*WHAT THE TASK REQUIRES*
Type out the complete listing below word for word, without its pictures.

*LISTING*

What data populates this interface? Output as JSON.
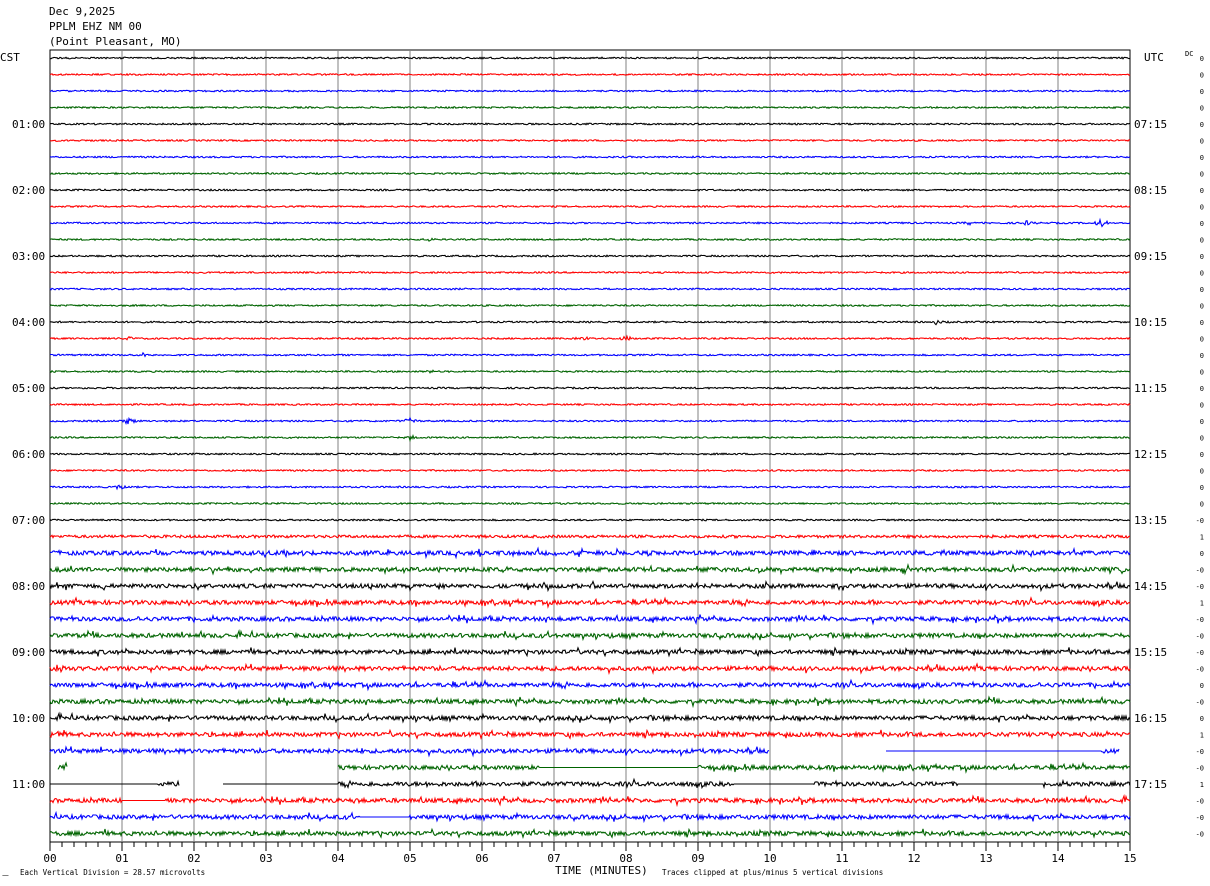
{
  "header": {
    "date": "Dec 9,2025",
    "station": "PPLM EHZ NM 00",
    "location": "(Point Pleasant, MO)"
  },
  "colors": {
    "trace_cycle": [
      "#000000",
      "#ff0000",
      "#0000ff",
      "#006400"
    ],
    "grid": "#808080",
    "background": "#ffffff"
  },
  "footer": {
    "marker": "ㅡ",
    "vertical_division_note": "Each Vertical Division =   28.57 microvolts",
    "clip_note": "Traces clipped at plus/minus 5 vertical divisions"
  },
  "chart_data": {
    "type": "helicorder",
    "title": "",
    "xlabel": "TIME (MINUTES)",
    "left_axis_label": "CST",
    "right_axis_label": "UTC",
    "dc_label": "DC",
    "xlim": [
      0,
      15
    ],
    "x_ticks": [
      "00",
      "01",
      "02",
      "03",
      "04",
      "05",
      "06",
      "07",
      "08",
      "09",
      "10",
      "11",
      "12",
      "13",
      "14",
      "15"
    ],
    "minutes_per_line": 15,
    "line_count": 48,
    "hour_labels_cst": [
      "01:00",
      "02:00",
      "03:00",
      "04:00",
      "05:00",
      "06:00",
      "07:00",
      "08:00",
      "09:00",
      "10:00",
      "11:00"
    ],
    "hour_labels_utc": [
      "07:15",
      "08:15",
      "09:15",
      "10:15",
      "11:15",
      "12:15",
      "13:15",
      "14:15",
      "15:15",
      "16:15",
      "17:15"
    ],
    "dc_offsets": [
      "0",
      "0",
      "0",
      "0",
      "0",
      "0",
      "0",
      "0",
      "0",
      "0",
      "0",
      "0",
      "0",
      "0",
      "0",
      "0",
      "0",
      "0",
      "0",
      "0",
      "0",
      "0",
      "0",
      "0",
      "0",
      "0",
      "0",
      "0",
      "-0",
      "1",
      "0",
      "-0",
      "-0",
      "1",
      "-0",
      "-0",
      "-0",
      "-0",
      "0",
      "-0",
      "0",
      "1",
      "-0",
      "-0",
      "1",
      "-0",
      "-0",
      "-0"
    ],
    "activity_level": [
      1,
      1,
      1,
      1,
      1,
      1,
      1,
      1,
      1,
      1,
      1,
      1,
      1,
      1,
      1,
      1,
      1,
      1,
      1,
      1,
      1,
      1,
      1,
      1,
      1,
      1,
      1,
      1,
      1,
      2,
      3,
      3,
      3,
      3,
      3,
      3,
      3,
      3,
      3,
      3,
      3,
      3,
      3,
      3,
      3,
      3,
      3,
      3
    ],
    "events": [
      {
        "line": 9,
        "minute": 6.3,
        "amplitude": 1.5
      },
      {
        "line": 10,
        "minute": 12.8,
        "amplitude": 2
      },
      {
        "line": 10,
        "minute": 13.6,
        "amplitude": 2.5
      },
      {
        "line": 10,
        "minute": 14.6,
        "amplitude": 4
      },
      {
        "line": 11,
        "minute": 5.3,
        "amplitude": 2
      },
      {
        "line": 16,
        "minute": 12.3,
        "amplitude": 2
      },
      {
        "line": 17,
        "minute": 1.1,
        "amplitude": 2
      },
      {
        "line": 17,
        "minute": 7.4,
        "amplitude": 2
      },
      {
        "line": 17,
        "minute": 8.0,
        "amplitude": 3
      },
      {
        "line": 18,
        "minute": 1.3,
        "amplitude": 2
      },
      {
        "line": 19,
        "minute": 5.3,
        "amplitude": 2
      },
      {
        "line": 22,
        "minute": 1.1,
        "amplitude": 4
      },
      {
        "line": 22,
        "minute": 5.0,
        "amplitude": 3
      },
      {
        "line": 23,
        "minute": 5.0,
        "amplitude": 2
      },
      {
        "line": 26,
        "minute": 1.0,
        "amplitude": 3
      },
      {
        "line": 32,
        "minute": 0.1,
        "amplitude": 3
      },
      {
        "line": 32,
        "minute": 11.0,
        "amplitude": 3
      },
      {
        "line": 37,
        "minute": 0.1,
        "amplitude": 3
      },
      {
        "line": 41,
        "minute": 0.1,
        "amplitude": 3
      },
      {
        "line": 45,
        "minute": 4.2,
        "amplitude": 3
      }
    ],
    "gaps": [
      {
        "line": 42,
        "from": 10.0,
        "to": 11.6
      },
      {
        "line": 42,
        "from": 14.85,
        "to": 15.0
      },
      {
        "line": 43,
        "from": 0.0,
        "to": 0.1
      },
      {
        "line": 43,
        "from": 0.25,
        "to": 4.0
      },
      {
        "line": 44,
        "from": 1.8,
        "to": 2.4
      }
    ],
    "flat_segments": [
      {
        "line": 42,
        "from": 11.6,
        "to": 14.6
      },
      {
        "line": 43,
        "from": 6.8,
        "to": 9.0
      },
      {
        "line": 44,
        "from": 0.0,
        "to": 1.5
      },
      {
        "line": 44,
        "from": 2.4,
        "to": 4.0
      },
      {
        "line": 44,
        "from": 9.5,
        "to": 10.6
      },
      {
        "line": 44,
        "from": 12.6,
        "to": 13.8
      },
      {
        "line": 45,
        "from": 1.0,
        "to": 1.6
      },
      {
        "line": 46,
        "from": 4.3,
        "to": 5.0
      }
    ]
  }
}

*THE RESPONSE*
What data populates this interface? Output as JSON.
{
  "header": {
    "date": "Dec 9,2025",
    "station": "PPLM EHZ NM 00",
    "location": "(Point Pleasant, MO)"
  },
  "colors": {
    "trace_cycle": [
      "#000000",
      "#ff0000",
      "#0000ff",
      "#006400"
    ],
    "grid": "#808080",
    "background": "#ffffff"
  },
  "footer": {
    "marker": "ㅡ",
    "vertical_division_note": "Each Vertical Division =   28.57 microvolts",
    "clip_note": "Traces clipped at plus/minus 5 vertical divisions"
  },
  "chart_data": {
    "type": "helicorder",
    "title": "",
    "xlabel": "TIME (MINUTES)",
    "left_axis_label": "CST",
    "right_axis_label": "UTC",
    "dc_label": "DC",
    "xlim": [
      0,
      15
    ],
    "x_ticks": [
      "00",
      "01",
      "02",
      "03",
      "04",
      "05",
      "06",
      "07",
      "08",
      "09",
      "10",
      "11",
      "12",
      "13",
      "14",
      "15"
    ],
    "minutes_per_line": 15,
    "line_count": 48,
    "hour_labels_cst": [
      "01:00",
      "02:00",
      "03:00",
      "04:00",
      "05:00",
      "06:00",
      "07:00",
      "08:00",
      "09:00",
      "10:00",
      "11:00"
    ],
    "hour_labels_utc": [
      "07:15",
      "08:15",
      "09:15",
      "10:15",
      "11:15",
      "12:15",
      "13:15",
      "14:15",
      "15:15",
      "16:15",
      "17:15"
    ],
    "dc_offsets": [
      "0",
      "0",
      "0",
      "0",
      "0",
      "0",
      "0",
      "0",
      "0",
      "0",
      "0",
      "0",
      "0",
      "0",
      "0",
      "0",
      "0",
      "0",
      "0",
      "0",
      "0",
      "0",
      "0",
      "0",
      "0",
      "0",
      "0",
      "0",
      "-0",
      "1",
      "0",
      "-0",
      "-0",
      "1",
      "-0",
      "-0",
      "-0",
      "-0",
      "0",
      "-0",
      "0",
      "1",
      "-0",
      "-0",
      "1",
      "-0",
      "-0",
      "-0"
    ],
    "activity_level": [
      1,
      1,
      1,
      1,
      1,
      1,
      1,
      1,
      1,
      1,
      1,
      1,
      1,
      1,
      1,
      1,
      1,
      1,
      1,
      1,
      1,
      1,
      1,
      1,
      1,
      1,
      1,
      1,
      1,
      2,
      3,
      3,
      3,
      3,
      3,
      3,
      3,
      3,
      3,
      3,
      3,
      3,
      3,
      3,
      3,
      3,
      3,
      3
    ],
    "events": [
      {
        "line": 9,
        "minute": 6.3,
        "amplitude": 1.5
      },
      {
        "line": 10,
        "minute": 12.8,
        "amplitude": 2
      },
      {
        "line": 10,
        "minute": 13.6,
        "amplitude": 2.5
      },
      {
        "line": 10,
        "minute": 14.6,
        "amplitude": 4
      },
      {
        "line": 11,
        "minute": 5.3,
        "amplitude": 2
      },
      {
        "line": 16,
        "minute": 12.3,
        "amplitude": 2
      },
      {
        "line": 17,
        "minute": 1.1,
        "amplitude": 2
      },
      {
        "line": 17,
        "minute": 7.4,
        "amplitude": 2
      },
      {
        "line": 17,
        "minute": 8.0,
        "amplitude": 3
      },
      {
        "line": 18,
        "minute": 1.3,
        "amplitude": 2
      },
      {
        "line": 19,
        "minute": 5.3,
        "amplitude": 2
      },
      {
        "line": 22,
        "minute": 1.1,
        "amplitude": 4
      },
      {
        "line": 22,
        "minute": 5.0,
        "amplitude": 3
      },
      {
        "line": 23,
        "minute": 5.0,
        "amplitude": 2
      },
      {
        "line": 26,
        "minute": 1.0,
        "amplitude": 3
      },
      {
        "line": 32,
        "minute": 0.1,
        "amplitude": 3
      },
      {
        "line": 32,
        "minute": 11.0,
        "amplitude": 3
      },
      {
        "line": 37,
        "minute": 0.1,
        "amplitude": 3
      },
      {
        "line": 41,
        "minute": 0.1,
        "amplitude": 3
      },
      {
        "line": 45,
        "minute": 4.2,
        "amplitude": 3
      }
    ],
    "gaps": [
      {
        "line": 42,
        "from": 10.0,
        "to": 11.6
      },
      {
        "line": 42,
        "from": 14.85,
        "to": 15.0
      },
      {
        "line": 43,
        "from": 0.0,
        "to": 0.1
      },
      {
        "line": 43,
        "from": 0.25,
        "to": 4.0
      },
      {
        "line": 44,
        "from": 1.8,
        "to": 2.4
      }
    ],
    "flat_segments": [
      {
        "line": 42,
        "from": 11.6,
        "to": 14.6
      },
      {
        "line": 43,
        "from": 6.8,
        "to": 9.0
      },
      {
        "line": 44,
        "from": 0.0,
        "to": 1.5
      },
      {
        "line": 44,
        "from": 2.4,
        "to": 4.0
      },
      {
        "line": 44,
        "from": 9.5,
        "to": 10.6
      },
      {
        "line": 44,
        "from": 12.6,
        "to": 13.8
      },
      {
        "line": 45,
        "from": 1.0,
        "to": 1.6
      },
      {
        "line": 46,
        "from": 4.3,
        "to": 5.0
      }
    ]
  }
}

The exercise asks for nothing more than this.